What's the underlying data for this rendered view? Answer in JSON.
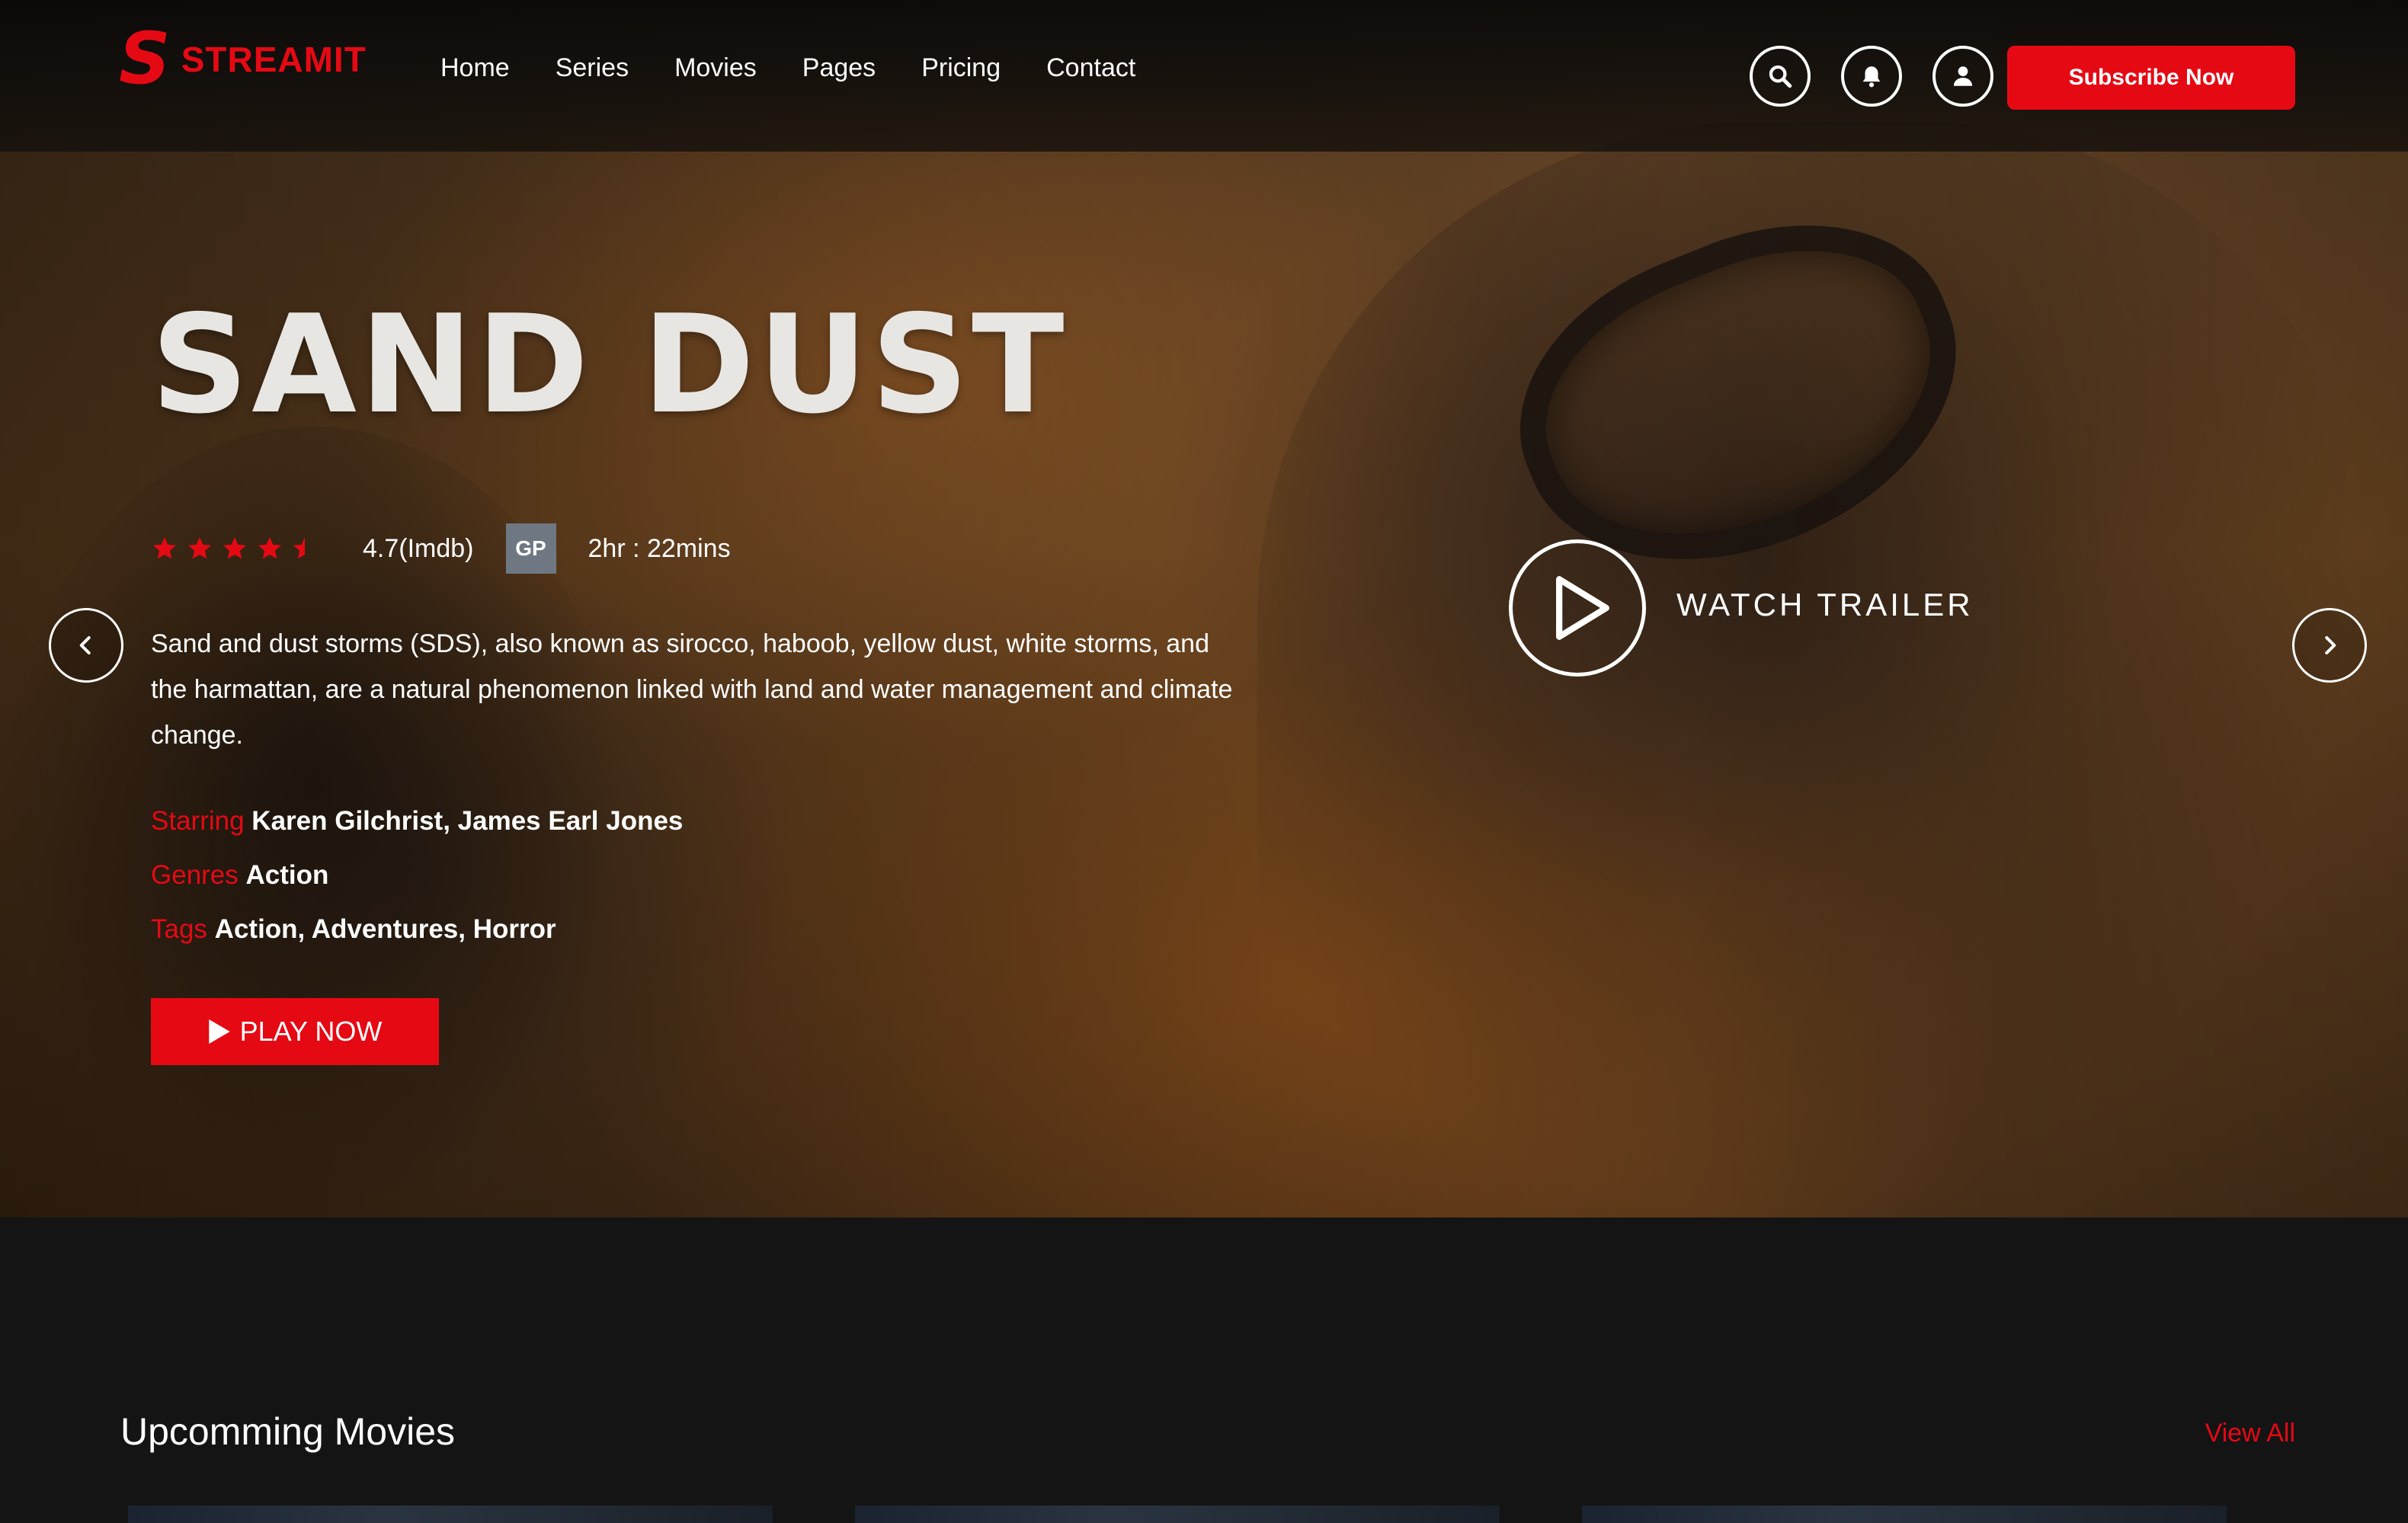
{
  "brand": {
    "logo_letter": "S",
    "name": "STREAMIT",
    "accent_color": "#e50914"
  },
  "nav": {
    "items": [
      "Home",
      "Series",
      "Movies",
      "Pages",
      "Pricing",
      "Contact"
    ]
  },
  "header_actions": {
    "icons": [
      "search-icon",
      "bell-icon",
      "user-icon"
    ],
    "subscribe_label": "Subscribe Now"
  },
  "hero": {
    "title": "SAND DUST",
    "rating_stars": 4.5,
    "rating_text": "4.7(Imdb)",
    "content_rating": "GP",
    "duration": "2hr : 22mins",
    "description": "Sand and dust storms (SDS), also known as sirocco, haboob, yellow dust, white storms, and the harmattan, are a natural phenomenon linked with land and water management and climate change.",
    "starring_label": "Starring",
    "starring_value": "Karen Gilchrist, James Earl Jones",
    "genres_label": "Genres",
    "genres_value": "Action",
    "tags_label": "Tags",
    "tags_value": "Action, Adventures, Horror",
    "play_label": "PLAY NOW",
    "trailer_label": "WATCH TRAILER"
  },
  "upcoming": {
    "title": "Upcomming Movies",
    "view_all": "View All"
  }
}
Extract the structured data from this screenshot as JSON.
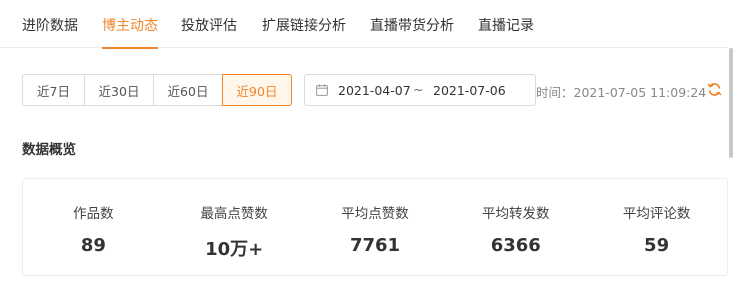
{
  "tabs": [
    {
      "label": "进阶数据",
      "active": false
    },
    {
      "label": "博主动态",
      "active": true
    },
    {
      "label": "投放评估",
      "active": false
    },
    {
      "label": "扩展链接分析",
      "active": false
    },
    {
      "label": "直播带货分析",
      "active": false
    },
    {
      "label": "直播记录",
      "active": false
    }
  ],
  "date_range": {
    "buttons": [
      {
        "label": "近7日",
        "active": false
      },
      {
        "label": "近30日",
        "active": false
      },
      {
        "label": "近60日",
        "active": false
      },
      {
        "label": "近90日",
        "active": true
      }
    ],
    "start": "2021-04-07",
    "separator": "~",
    "end": "2021-07-06"
  },
  "update_time": "时间：2021-07-05 11:09:24",
  "section_title": "数据概览",
  "stats": [
    {
      "label": "作品数",
      "value": "89"
    },
    {
      "label": "最高点赞数",
      "value": "10万+"
    },
    {
      "label": "平均点赞数",
      "value": "7761"
    },
    {
      "label": "平均转发数",
      "value": "6366"
    },
    {
      "label": "平均评论数",
      "value": "59"
    }
  ],
  "icons": {
    "calendar": "calendar-icon",
    "refresh": "refresh-icon"
  },
  "colors": {
    "accent": "#f0862a",
    "text": "#333333",
    "muted": "#888888",
    "border": "#dcdcdc"
  }
}
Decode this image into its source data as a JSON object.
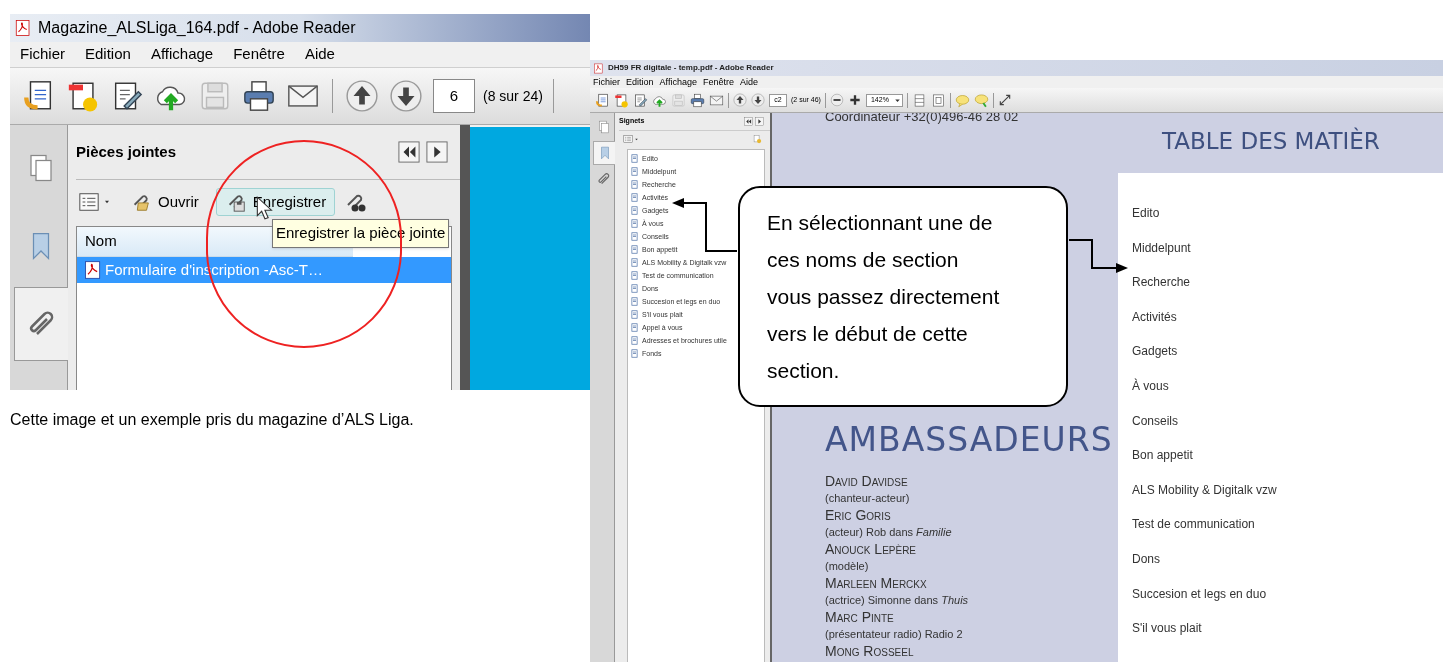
{
  "left_window": {
    "title": "Magazine_ALSLiga_164.pdf - Adobe Reader",
    "menu": [
      "Fichier",
      "Edition",
      "Affichage",
      "Fenêtre",
      "Aide"
    ],
    "page_field": "6",
    "page_count": "(8 sur 24)",
    "nav_tabs": [
      {
        "kind": "pages",
        "selected": false
      },
      {
        "kind": "bookmarks",
        "selected": false
      },
      {
        "kind": "attachments",
        "selected": true
      }
    ],
    "panel_title": "Pièces jointes",
    "panel_buttons": [
      {
        "label": "Ouvrir",
        "kind": "open",
        "hovered": false
      },
      {
        "label": "Enregistrer",
        "kind": "save",
        "hovered": true
      }
    ],
    "column": "Nom",
    "attachments": [
      {
        "name": "Formulaire d'inscription -Asc-T…",
        "selected": true
      }
    ],
    "tooltip": "Enregistrer la pièce jointe"
  },
  "caption": "Cette image et un exemple pris du magazine d’ALS Liga.",
  "right_window": {
    "title": "DH59 FR digitale - temp.pdf - Adobe Reader",
    "menu": [
      "Fichier",
      "Edition",
      "Affichage",
      "Fenêtre",
      "Aide"
    ],
    "page_field": "c2",
    "page_count": "(2 sur 46)",
    "zoom": "142%",
    "nav_tabs": [
      {
        "kind": "pages",
        "selected": false
      },
      {
        "kind": "bookmarks",
        "selected": true
      },
      {
        "kind": "attachments",
        "selected": false
      }
    ],
    "panel_title": "Signets",
    "bookmarks": [
      "Edito",
      "Middelpunt",
      "Recherche",
      "Activités",
      "Gadgets",
      "À vous",
      "Conseils",
      "Bon appetit",
      "ALS Mobility & Digitalk vzw",
      "Test de communication",
      "Dons",
      "Succesion et legs en duo",
      "S'il vous plait",
      "Appel à vous",
      "Adresses et brochures utile",
      "Fonds"
    ],
    "document": {
      "contact": "Coordinateur +32(0)496-46 28 02",
      "toc_title": "TABLE DES MATIÈR",
      "toc": [
        "Edito",
        "Middelpunt",
        "Recherche",
        "Activités",
        "Gadgets",
        "À vous",
        "Conseils",
        "Bon appetit",
        "ALS Mobility & Digitalk vzw",
        "Test de communication",
        "Dons",
        "Succesion et legs en duo",
        "S'il vous plait"
      ],
      "ambassadors_title": "AMBASSADEURS",
      "ambassadors": [
        {
          "name": "David Davidse",
          "role": "(chanteur-acteur)"
        },
        {
          "name": "Eric Goris",
          "role": "(acteur) Rob dans *Familie*"
        },
        {
          "name": "Anouck Lepère",
          "role": "(modèle)"
        },
        {
          "name": "Marleen Merckx",
          "role": "(actrice) Simonne dans *Thuis*"
        },
        {
          "name": "Marc Pinte",
          "role": "(présentateur radio) Radio 2"
        },
        {
          "name": "Mong Rosseel"
        }
      ]
    }
  },
  "callout": {
    "text": "En sélectionnant une de ces noms de section vous passez directement vers le début de cette section."
  }
}
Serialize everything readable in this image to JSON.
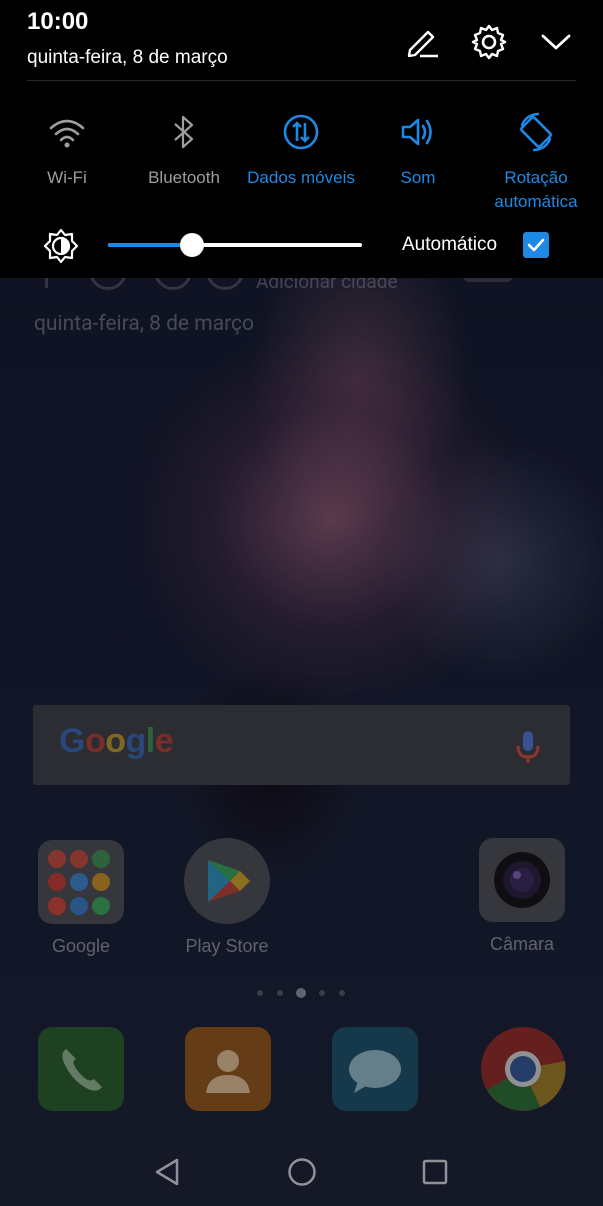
{
  "status": {
    "time": "10:00",
    "date": "quinta-feira, 8 de março"
  },
  "header_icons": [
    "edit-icon",
    "settings-icon",
    "collapse-icon"
  ],
  "toggles": [
    {
      "label": "Wi-Fi",
      "icon": "wifi-icon",
      "active": false
    },
    {
      "label": "Bluetooth",
      "icon": "bluetooth-icon",
      "active": false
    },
    {
      "label": "Dados móveis",
      "icon": "mobile-data-icon",
      "active": true
    },
    {
      "label": "Som",
      "icon": "sound-icon",
      "active": true
    },
    {
      "label": "Rotação\nautomática",
      "icon": "auto-rotate-icon",
      "active": true
    }
  ],
  "brightness": {
    "level": 0.33,
    "auto_label": "Automático",
    "auto_checked": true
  },
  "colors": {
    "accent": "#1e88e5",
    "inactive": "#9e9e9e",
    "shade_bg": "#000000"
  },
  "home": {
    "weather_city": "Adicionar cidade",
    "date": "quinta-feira, 8 de março",
    "search_logo": "Google",
    "apps": [
      {
        "label": "Google",
        "icon": "google-folder-icon"
      },
      {
        "label": "Play Store",
        "icon": "play-store-icon"
      },
      {
        "label": "Câmara",
        "icon": "camera-icon"
      }
    ],
    "page_count": 5,
    "active_page": 3,
    "dock": [
      {
        "name": "phone",
        "icon": "phone-icon"
      },
      {
        "name": "contacts",
        "icon": "contacts-icon"
      },
      {
        "name": "messages",
        "icon": "messages-icon"
      },
      {
        "name": "chrome",
        "icon": "chrome-icon"
      }
    ]
  },
  "navbar": [
    "back-icon",
    "home-icon",
    "recents-icon"
  ]
}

::::::

Skip every picture and transcribe the data above exactly.

What's the underlying data for this rendered view? Answer in JSON.
{
  "brand": {
    "logo_letter": "S",
    "name": "STREAMIT",
    "accent_color": "#e50914"
  },
  "nav": {
    "items": [
      "Home",
      "Series",
      "Movies",
      "Pages",
      "Pricing",
      "Contact"
    ]
  },
  "header_actions": {
    "icons": [
      "search-icon",
      "bell-icon",
      "user-icon"
    ],
    "subscribe_label": "Subscribe Now"
  },
  "hero": {
    "title": "SAND DUST",
    "rating_stars": 4.5,
    "rating_text": "4.7(Imdb)",
    "content_rating": "GP",
    "duration": "2hr : 22mins",
    "description": "Sand and dust storms (SDS), also known as sirocco, haboob, yellow dust, white storms, and the harmattan, are a natural phenomenon linked with land and water management and climate change.",
    "starring_label": "Starring",
    "starring_value": "Karen Gilchrist, James Earl Jones",
    "genres_label": "Genres",
    "genres_value": "Action",
    "tags_label": "Tags",
    "tags_value": "Action, Adventures, Horror",
    "play_label": "PLAY NOW",
    "trailer_label": "WATCH TRAILER"
  },
  "upcoming": {
    "title": "Upcomming Movies",
    "view_all": "View All"
  }
}
Extract the structured data from this screenshot as JSON.
{
  "tabs": [
    {
      "label": "进阶数据",
      "active": false
    },
    {
      "label": "博主动态",
      "active": true
    },
    {
      "label": "投放评估",
      "active": false
    },
    {
      "label": "扩展链接分析",
      "active": false
    },
    {
      "label": "直播带货分析",
      "active": false
    },
    {
      "label": "直播记录",
      "active": false
    }
  ],
  "date_range": {
    "buttons": [
      {
        "label": "近7日",
        "active": false
      },
      {
        "label": "近30日",
        "active": false
      },
      {
        "label": "近60日",
        "active": false
      },
      {
        "label": "近90日",
        "active": true
      }
    ],
    "start": "2021-04-07",
    "separator": "~",
    "end": "2021-07-06"
  },
  "update_time": "时间：2021-07-05 11:09:24",
  "section_title": "数据概览",
  "stats": [
    {
      "label": "作品数",
      "value": "89"
    },
    {
      "label": "最高点赞数",
      "value": "10万+"
    },
    {
      "label": "平均点赞数",
      "value": "7761"
    },
    {
      "label": "平均转发数",
      "value": "6366"
    },
    {
      "label": "平均评论数",
      "value": "59"
    }
  ],
  "icons": {
    "calendar": "calendar-icon",
    "refresh": "refresh-icon"
  },
  "colors": {
    "accent": "#f0862a",
    "text": "#333333",
    "muted": "#888888",
    "border": "#dcdcdc"
  }
}
Decode this image into its source data as a JSON object.
{
  "left_window": {
    "title": "Magazine_ALSLiga_164.pdf - Adobe Reader",
    "menu": [
      "Fichier",
      "Edition",
      "Affichage",
      "Fenêtre",
      "Aide"
    ],
    "page_field": "6",
    "page_count": "(8 sur 24)",
    "nav_tabs": [
      {
        "kind": "pages",
        "selected": false
      },
      {
        "kind": "bookmarks",
        "selected": false
      },
      {
        "kind": "attachments",
        "selected": true
      }
    ],
    "panel_title": "Pièces jointes",
    "panel_buttons": [
      {
        "label": "Ouvrir",
        "kind": "open",
        "hovered": false
      },
      {
        "label": "Enregistrer",
        "kind": "save",
        "hovered": true
      }
    ],
    "column": "Nom",
    "attachments": [
      {
        "name": "Formulaire d'inscription -Asc-T…",
        "selected": true
      }
    ],
    "tooltip": "Enregistrer la pièce jointe"
  },
  "caption": "Cette image et un exemple pris du magazine d’ALS Liga.",
  "right_window": {
    "title": "DH59 FR digitale - temp.pdf - Adobe Reader",
    "menu": [
      "Fichier",
      "Edition",
      "Affichage",
      "Fenêtre",
      "Aide"
    ],
    "page_field": "c2",
    "page_count": "(2 sur 46)",
    "zoom": "142%",
    "nav_tabs": [
      {
        "kind": "pages",
        "selected": false
      },
      {
        "kind": "bookmarks",
        "selected": true
      },
      {
        "kind": "attachments",
        "selected": false
      }
    ],
    "panel_title": "Signets",
    "bookmarks": [
      "Edito",
      "Middelpunt",
      "Recherche",
      "Activités",
      "Gadgets",
      "À vous",
      "Conseils",
      "Bon appetit",
      "ALS Mobility & Digitalk vzw",
      "Test de communication",
      "Dons",
      "Succesion et legs en duo",
      "S'il vous plait",
      "Appel à vous",
      "Adresses et brochures utile",
      "Fonds"
    ],
    "document": {
      "contact": "Coordinateur +32(0)496-46 28 02",
      "toc_title": "TABLE DES MATIÈR",
      "toc": [
        "Edito",
        "Middelpunt",
        "Recherche",
        "Activités",
        "Gadgets",
        "À vous",
        "Conseils",
        "Bon appetit",
        "ALS Mobility & Digitalk vzw",
        "Test de communication",
        "Dons",
        "Succesion et legs en duo",
        "S'il vous plait"
      ],
      "ambassadors_title": "AMBASSADEURS",
      "ambassadors": [
        {
          "name": "David Davidse",
          "role": "(chanteur-acteur)"
        },
        {
          "name": "Eric Goris",
          "role": "(acteur) Rob dans *Familie*"
        },
        {
          "name": "Anouck Lepère",
          "role": "(modèle)"
        },
        {
          "name": "Marleen Merckx",
          "role": "(actrice) Simonne dans *Thuis*"
        },
        {
          "name": "Marc Pinte",
          "role": "(présentateur radio) Radio 2"
        },
        {
          "name": "Mong Rosseel"
        }
      ]
    }
  },
  "callout": {
    "text": "En sélectionnant une de ces noms de section vous passez directement vers le début de cette section."
  }
}
Serialize everything readable in this image to JSON.
{
  "status": {
    "time": "10:00",
    "date": "quinta-feira, 8 de março"
  },
  "header_icons": [
    "edit-icon",
    "settings-icon",
    "collapse-icon"
  ],
  "toggles": [
    {
      "label": "Wi-Fi",
      "icon": "wifi-icon",
      "active": false
    },
    {
      "label": "Bluetooth",
      "icon": "bluetooth-icon",
      "active": false
    },
    {
      "label": "Dados móveis",
      "icon": "mobile-data-icon",
      "active": true
    },
    {
      "label": "Som",
      "icon": "sound-icon",
      "active": true
    },
    {
      "label": "Rotação\nautomática",
      "icon": "auto-rotate-icon",
      "active": true
    }
  ],
  "brightness": {
    "level": 0.33,
    "auto_label": "Automático",
    "auto_checked": true
  },
  "colors": {
    "accent": "#1e88e5",
    "inactive": "#9e9e9e",
    "shade_bg": "#000000"
  },
  "home": {
    "weather_city": "Adicionar cidade",
    "date": "quinta-feira, 8 de março",
    "search_logo": "Google",
    "apps": [
      {
        "label": "Google",
        "icon": "google-folder-icon"
      },
      {
        "label": "Play Store",
        "icon": "play-store-icon"
      },
      {
        "label": "Câmara",
        "icon": "camera-icon"
      }
    ],
    "page_count": 5,
    "active_page": 3,
    "dock": [
      {
        "name": "phone",
        "icon": "phone-icon"
      },
      {
        "name": "contacts",
        "icon": "contacts-icon"
      },
      {
        "name": "messages",
        "icon": "messages-icon"
      },
      {
        "name": "chrome",
        "icon": "chrome-icon"
      }
    ]
  },
  "navbar": [
    "back-icon",
    "home-icon",
    "recents-icon"
  ]
}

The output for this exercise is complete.